**THE TASK:**
From the listing below, pick out each line with the word "title".

**DATA ROWS:**
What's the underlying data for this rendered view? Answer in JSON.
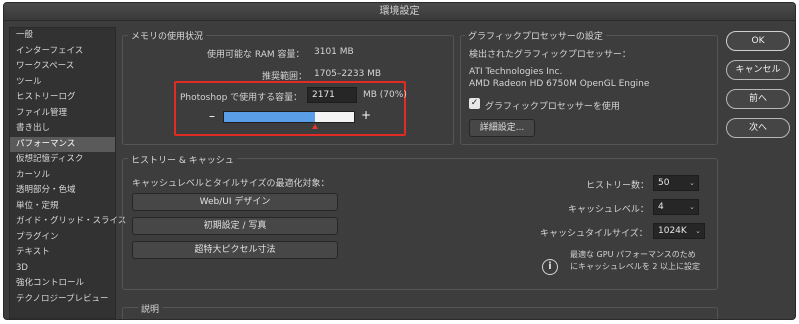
{
  "window": {
    "title": "環境設定"
  },
  "sidebar": {
    "items": [
      {
        "label": "一般"
      },
      {
        "label": "インターフェイス"
      },
      {
        "label": "ワークスペース"
      },
      {
        "label": "ツール"
      },
      {
        "label": "ヒストリーログ"
      },
      {
        "label": "ファイル管理"
      },
      {
        "label": "書き出し"
      },
      {
        "label": "パフォーマンス",
        "active": true
      },
      {
        "label": "仮想記憶ディスク"
      },
      {
        "label": "カーソル"
      },
      {
        "label": "透明部分・色域"
      },
      {
        "label": "単位・定規"
      },
      {
        "label": "ガイド・グリッド・スライス"
      },
      {
        "label": "プラグイン"
      },
      {
        "label": "テキスト"
      },
      {
        "label": "3D"
      },
      {
        "label": "強化コントロール"
      },
      {
        "label": "テクノロジープレビュー"
      }
    ]
  },
  "memory": {
    "title": "メモリの使用状況",
    "available_label": "使用可能な RAM 容量：",
    "available_value": "3101 MB",
    "range_label": "推奨範囲：",
    "range_value": "1705–2233 MB",
    "use_label": "Photoshop で使用する容量：",
    "use_value": "2171",
    "use_unit": "MB (70%)",
    "minus": "–",
    "plus": "+",
    "slider_fraction": 0.7
  },
  "gpu": {
    "title": "グラフィックプロセッサーの設定",
    "detected_label": "検出されたグラフィックプロセッサー：",
    "vendor": "ATI Technologies Inc.",
    "model": "AMD Radeon HD 6750M OpenGL Engine",
    "use_gpu_label": "グラフィックプロセッサーを使用",
    "use_gpu_checked": true,
    "advanced_button": "詳細設定..."
  },
  "history": {
    "title": "ヒストリー & キャッシュ",
    "optimize_label": "キャッシュレベルとタイルサイズの最適化対象：",
    "buttons": [
      "Web/UI デザイン",
      "初期設定 / 写真",
      "超特大ピクセル寸法"
    ],
    "history_states_label": "ヒストリー数：",
    "history_states_value": "50",
    "cache_levels_label": "キャッシュレベル：",
    "cache_levels_value": "4",
    "tile_size_label": "キャッシュタイルサイズ：",
    "tile_size_value": "1024K",
    "info_line1": "最適な GPU パフォーマンスのため",
    "info_line2": "にキャッシュレベルを 2 以上に設定"
  },
  "description": {
    "title": "説明"
  },
  "actions": {
    "ok": "OK",
    "cancel": "キャンセル",
    "prev": "前へ",
    "next": "次へ"
  },
  "colors": {
    "accent_fill": "#5b9ee8",
    "highlight": "#e22b24",
    "panel": "#3d3d3d"
  },
  "icons": {
    "checkbox": "checkmark-icon",
    "info": "info-icon",
    "chevron": "chevron-down-icon"
  }
}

**ANSWER:**
    "title": "環境設定"
    "title": "メモリの使用状況",
    "title": "グラフィックプロセッサーの設定",
    "title": "ヒストリー & キャッシュ",
    "title": "説明"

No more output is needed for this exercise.